(Provided records begins)
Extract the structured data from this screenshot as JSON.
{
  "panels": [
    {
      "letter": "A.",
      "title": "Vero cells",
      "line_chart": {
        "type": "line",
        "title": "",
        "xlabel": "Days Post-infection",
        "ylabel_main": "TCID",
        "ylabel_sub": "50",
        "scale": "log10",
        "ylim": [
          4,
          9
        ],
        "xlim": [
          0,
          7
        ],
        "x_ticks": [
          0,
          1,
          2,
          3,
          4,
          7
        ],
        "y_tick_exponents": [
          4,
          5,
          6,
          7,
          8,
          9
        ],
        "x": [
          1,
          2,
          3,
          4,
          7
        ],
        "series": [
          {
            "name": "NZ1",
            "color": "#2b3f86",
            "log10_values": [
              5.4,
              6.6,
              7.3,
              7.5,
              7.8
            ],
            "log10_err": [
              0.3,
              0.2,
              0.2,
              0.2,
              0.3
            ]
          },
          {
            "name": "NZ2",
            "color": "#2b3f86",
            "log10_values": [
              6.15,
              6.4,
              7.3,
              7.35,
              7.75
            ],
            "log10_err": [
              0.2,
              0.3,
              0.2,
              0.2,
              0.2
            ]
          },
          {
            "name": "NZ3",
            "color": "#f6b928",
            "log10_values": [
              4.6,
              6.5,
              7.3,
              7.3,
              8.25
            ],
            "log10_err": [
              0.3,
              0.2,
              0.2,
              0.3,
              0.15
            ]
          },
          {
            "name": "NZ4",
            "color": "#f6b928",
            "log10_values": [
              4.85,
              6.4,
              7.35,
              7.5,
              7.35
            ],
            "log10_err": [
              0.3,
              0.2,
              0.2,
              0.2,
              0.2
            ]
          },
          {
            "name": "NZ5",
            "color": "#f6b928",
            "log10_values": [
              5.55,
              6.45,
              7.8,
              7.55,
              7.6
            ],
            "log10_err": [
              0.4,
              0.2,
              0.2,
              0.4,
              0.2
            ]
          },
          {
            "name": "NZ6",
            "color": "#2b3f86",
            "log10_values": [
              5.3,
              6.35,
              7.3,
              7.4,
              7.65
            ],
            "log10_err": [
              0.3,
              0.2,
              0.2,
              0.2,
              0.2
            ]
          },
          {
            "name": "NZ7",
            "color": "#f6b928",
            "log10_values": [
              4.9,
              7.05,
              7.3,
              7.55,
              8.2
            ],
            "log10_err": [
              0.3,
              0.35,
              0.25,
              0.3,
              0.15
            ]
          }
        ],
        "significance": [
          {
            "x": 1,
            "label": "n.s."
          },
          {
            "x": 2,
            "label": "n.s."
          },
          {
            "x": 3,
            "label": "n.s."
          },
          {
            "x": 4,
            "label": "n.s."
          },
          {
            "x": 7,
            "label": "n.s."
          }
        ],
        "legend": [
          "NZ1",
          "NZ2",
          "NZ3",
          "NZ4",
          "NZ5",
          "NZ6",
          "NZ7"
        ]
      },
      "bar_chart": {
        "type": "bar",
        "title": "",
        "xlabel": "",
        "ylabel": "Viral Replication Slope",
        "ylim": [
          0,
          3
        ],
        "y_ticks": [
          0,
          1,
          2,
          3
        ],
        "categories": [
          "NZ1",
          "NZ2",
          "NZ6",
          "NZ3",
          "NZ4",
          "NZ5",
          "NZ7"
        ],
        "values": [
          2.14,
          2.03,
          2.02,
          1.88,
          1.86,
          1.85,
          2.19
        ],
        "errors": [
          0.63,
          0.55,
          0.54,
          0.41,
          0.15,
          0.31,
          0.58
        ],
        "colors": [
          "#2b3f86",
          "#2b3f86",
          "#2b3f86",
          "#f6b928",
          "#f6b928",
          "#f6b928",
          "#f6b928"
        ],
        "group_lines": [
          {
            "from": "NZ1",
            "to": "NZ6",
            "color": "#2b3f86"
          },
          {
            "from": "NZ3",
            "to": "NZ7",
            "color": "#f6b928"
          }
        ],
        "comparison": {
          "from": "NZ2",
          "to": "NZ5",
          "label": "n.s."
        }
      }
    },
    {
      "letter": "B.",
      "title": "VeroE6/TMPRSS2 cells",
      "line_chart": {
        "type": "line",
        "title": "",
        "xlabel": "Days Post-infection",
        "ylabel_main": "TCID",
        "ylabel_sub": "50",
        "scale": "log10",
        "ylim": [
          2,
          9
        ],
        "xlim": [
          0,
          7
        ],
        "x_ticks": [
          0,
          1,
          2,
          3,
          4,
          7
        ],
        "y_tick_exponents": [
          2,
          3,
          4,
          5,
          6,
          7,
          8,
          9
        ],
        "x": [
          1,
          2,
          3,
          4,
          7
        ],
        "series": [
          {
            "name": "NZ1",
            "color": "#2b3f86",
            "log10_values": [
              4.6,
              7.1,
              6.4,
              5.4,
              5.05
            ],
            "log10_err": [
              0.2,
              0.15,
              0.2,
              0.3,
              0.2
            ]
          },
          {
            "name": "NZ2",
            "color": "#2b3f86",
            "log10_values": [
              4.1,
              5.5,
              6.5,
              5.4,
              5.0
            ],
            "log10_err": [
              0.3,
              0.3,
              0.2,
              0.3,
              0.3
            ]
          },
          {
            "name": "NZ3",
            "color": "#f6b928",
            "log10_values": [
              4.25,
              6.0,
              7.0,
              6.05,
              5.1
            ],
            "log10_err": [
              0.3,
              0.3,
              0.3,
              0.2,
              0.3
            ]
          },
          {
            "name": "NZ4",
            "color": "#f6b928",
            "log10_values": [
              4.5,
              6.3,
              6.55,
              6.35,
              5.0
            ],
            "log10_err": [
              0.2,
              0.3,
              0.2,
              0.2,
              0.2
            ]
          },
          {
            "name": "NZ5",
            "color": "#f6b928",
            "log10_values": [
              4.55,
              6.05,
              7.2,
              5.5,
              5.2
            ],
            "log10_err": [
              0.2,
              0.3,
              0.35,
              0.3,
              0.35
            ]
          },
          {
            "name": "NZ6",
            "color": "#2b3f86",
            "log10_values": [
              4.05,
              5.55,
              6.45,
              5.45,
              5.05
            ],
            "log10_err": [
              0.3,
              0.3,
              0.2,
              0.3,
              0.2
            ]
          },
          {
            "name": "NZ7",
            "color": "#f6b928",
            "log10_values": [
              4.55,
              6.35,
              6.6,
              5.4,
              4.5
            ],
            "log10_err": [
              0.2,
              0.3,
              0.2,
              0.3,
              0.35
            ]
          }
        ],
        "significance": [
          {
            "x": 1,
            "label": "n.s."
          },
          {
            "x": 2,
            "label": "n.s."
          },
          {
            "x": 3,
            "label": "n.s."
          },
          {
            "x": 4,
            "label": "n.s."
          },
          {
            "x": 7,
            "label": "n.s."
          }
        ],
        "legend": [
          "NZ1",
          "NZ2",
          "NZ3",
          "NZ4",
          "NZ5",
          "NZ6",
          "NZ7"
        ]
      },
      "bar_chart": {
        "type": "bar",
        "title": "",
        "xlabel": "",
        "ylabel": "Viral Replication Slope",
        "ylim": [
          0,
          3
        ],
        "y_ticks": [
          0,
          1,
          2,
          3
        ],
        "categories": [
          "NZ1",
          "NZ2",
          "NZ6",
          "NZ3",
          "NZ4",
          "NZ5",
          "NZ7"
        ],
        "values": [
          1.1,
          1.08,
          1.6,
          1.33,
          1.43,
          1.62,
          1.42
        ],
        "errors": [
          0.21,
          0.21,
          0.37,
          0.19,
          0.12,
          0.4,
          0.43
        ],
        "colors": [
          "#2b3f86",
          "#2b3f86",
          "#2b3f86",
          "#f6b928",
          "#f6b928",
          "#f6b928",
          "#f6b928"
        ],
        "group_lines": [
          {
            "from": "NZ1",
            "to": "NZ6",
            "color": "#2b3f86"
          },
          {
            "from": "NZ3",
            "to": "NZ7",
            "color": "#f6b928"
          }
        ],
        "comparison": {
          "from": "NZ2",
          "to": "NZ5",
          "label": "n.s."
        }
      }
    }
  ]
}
(Provided records ends)
Read the entries above and find each line holding the word "cells". Copy it out.

Response to the task:
      "title": "Vero cells",
      "title": "VeroE6/TMPRSS2 cells",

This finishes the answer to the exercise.